Set problem: Wherever a line below holds the word "国际组织", copy that line.

_ _ _ _ _

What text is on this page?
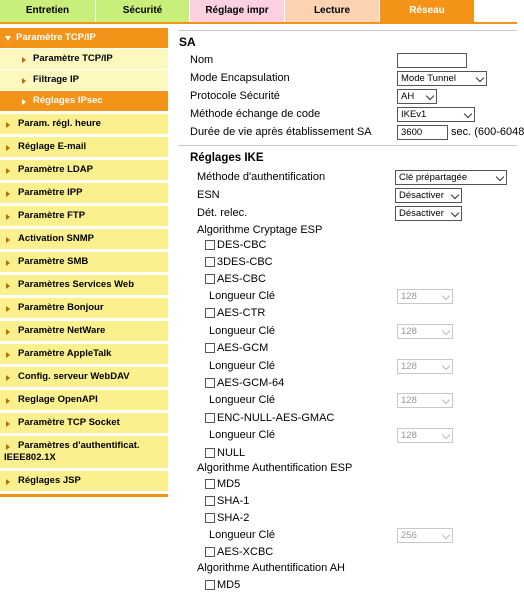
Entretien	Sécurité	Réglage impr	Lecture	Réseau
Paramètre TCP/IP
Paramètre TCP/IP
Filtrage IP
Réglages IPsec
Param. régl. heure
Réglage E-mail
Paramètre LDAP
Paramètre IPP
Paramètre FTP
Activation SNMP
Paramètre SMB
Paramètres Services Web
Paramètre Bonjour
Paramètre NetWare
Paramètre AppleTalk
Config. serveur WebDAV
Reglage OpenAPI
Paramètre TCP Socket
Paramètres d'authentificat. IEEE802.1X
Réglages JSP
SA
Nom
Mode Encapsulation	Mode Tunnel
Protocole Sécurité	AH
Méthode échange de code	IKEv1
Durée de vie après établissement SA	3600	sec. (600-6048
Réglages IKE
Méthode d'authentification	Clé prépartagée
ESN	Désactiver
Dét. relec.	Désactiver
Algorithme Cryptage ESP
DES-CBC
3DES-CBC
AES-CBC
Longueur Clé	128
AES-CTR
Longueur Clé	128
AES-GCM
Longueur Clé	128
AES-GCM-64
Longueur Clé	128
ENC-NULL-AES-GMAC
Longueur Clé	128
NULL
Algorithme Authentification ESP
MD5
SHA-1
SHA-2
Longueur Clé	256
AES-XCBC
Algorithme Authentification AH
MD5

_ _ _ _ _

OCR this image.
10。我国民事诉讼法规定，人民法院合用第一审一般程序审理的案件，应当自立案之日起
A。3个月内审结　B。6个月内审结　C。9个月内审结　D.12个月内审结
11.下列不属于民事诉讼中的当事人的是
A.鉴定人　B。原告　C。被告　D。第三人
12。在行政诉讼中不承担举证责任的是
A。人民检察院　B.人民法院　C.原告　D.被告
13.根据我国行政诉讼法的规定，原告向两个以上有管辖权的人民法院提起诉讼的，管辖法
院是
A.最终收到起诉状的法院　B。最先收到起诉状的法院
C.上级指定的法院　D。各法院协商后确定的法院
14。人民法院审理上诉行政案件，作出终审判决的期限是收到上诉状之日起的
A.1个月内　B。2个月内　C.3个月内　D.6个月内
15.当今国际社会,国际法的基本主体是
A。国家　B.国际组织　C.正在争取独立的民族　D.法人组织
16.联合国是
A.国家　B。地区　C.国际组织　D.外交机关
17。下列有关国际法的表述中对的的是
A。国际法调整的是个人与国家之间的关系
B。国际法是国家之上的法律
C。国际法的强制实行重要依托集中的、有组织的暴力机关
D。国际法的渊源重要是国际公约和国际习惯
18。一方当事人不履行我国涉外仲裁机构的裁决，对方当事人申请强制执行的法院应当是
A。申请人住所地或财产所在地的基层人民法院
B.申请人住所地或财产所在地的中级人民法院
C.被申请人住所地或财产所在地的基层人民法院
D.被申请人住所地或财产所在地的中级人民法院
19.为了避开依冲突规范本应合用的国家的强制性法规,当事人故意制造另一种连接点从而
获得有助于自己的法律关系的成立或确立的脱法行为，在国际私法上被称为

_ _ _ _ _

Result of this task:
A。国家　B.国际组织　C.正在争取独立的民族　D.法人组织
A.国家　B。地区　C.国际组织　D.外交机关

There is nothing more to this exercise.